### What to produce
Note how many lines hold "JSON" and report that number by itself.

--- START OF Records for this exercise ---

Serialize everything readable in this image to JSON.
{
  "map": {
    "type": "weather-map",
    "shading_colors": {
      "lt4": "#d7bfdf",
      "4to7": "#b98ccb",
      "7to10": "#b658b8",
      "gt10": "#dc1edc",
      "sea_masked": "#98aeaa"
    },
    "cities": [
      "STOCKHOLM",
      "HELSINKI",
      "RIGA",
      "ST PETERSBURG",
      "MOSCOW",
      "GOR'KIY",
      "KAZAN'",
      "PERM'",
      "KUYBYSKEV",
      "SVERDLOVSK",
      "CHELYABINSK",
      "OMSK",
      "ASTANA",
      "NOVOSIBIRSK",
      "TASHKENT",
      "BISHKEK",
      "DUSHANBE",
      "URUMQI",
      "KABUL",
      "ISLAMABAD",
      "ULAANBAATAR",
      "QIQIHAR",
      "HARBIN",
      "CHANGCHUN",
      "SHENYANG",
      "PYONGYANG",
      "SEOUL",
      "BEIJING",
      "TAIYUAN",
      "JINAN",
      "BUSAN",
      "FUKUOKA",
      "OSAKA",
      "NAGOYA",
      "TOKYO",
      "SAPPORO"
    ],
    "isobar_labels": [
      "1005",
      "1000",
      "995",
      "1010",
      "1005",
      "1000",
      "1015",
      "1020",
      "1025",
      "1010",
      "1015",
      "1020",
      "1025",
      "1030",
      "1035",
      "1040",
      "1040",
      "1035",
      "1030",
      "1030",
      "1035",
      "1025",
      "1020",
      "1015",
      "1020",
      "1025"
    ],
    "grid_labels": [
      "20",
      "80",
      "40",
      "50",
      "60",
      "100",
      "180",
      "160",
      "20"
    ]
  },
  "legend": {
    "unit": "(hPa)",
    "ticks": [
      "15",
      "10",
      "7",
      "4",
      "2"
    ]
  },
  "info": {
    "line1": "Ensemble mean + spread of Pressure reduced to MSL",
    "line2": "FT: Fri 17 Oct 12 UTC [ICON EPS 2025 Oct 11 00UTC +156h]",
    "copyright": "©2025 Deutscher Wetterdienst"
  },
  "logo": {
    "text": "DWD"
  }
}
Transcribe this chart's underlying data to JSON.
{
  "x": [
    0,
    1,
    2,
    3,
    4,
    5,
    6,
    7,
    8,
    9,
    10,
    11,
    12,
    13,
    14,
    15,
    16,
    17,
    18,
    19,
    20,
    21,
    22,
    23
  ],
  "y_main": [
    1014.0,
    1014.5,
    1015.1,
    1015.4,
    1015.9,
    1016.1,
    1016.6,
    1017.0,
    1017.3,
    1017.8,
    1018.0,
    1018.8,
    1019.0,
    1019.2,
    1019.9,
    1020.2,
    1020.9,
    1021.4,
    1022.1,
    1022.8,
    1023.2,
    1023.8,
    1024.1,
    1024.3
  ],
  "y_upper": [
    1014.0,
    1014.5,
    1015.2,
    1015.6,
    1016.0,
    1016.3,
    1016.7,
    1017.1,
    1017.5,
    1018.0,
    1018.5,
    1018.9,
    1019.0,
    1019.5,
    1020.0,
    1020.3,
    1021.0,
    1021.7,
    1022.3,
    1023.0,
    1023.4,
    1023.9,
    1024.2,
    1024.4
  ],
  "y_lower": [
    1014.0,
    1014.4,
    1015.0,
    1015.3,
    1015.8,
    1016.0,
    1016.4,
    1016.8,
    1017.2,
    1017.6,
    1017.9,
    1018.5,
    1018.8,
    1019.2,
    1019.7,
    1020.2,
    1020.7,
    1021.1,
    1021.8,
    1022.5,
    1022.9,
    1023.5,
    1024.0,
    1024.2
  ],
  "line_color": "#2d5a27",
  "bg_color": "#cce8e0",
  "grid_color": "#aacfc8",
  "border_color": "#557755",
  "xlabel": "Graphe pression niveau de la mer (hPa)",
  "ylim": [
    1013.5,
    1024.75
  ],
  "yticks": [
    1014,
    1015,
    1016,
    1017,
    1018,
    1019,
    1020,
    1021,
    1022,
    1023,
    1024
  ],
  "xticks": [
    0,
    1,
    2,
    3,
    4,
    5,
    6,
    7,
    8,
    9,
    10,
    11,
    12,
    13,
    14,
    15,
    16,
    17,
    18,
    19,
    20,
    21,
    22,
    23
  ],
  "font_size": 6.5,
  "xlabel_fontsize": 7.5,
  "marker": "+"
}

--- END OF Records for this exercise ---

### In response
2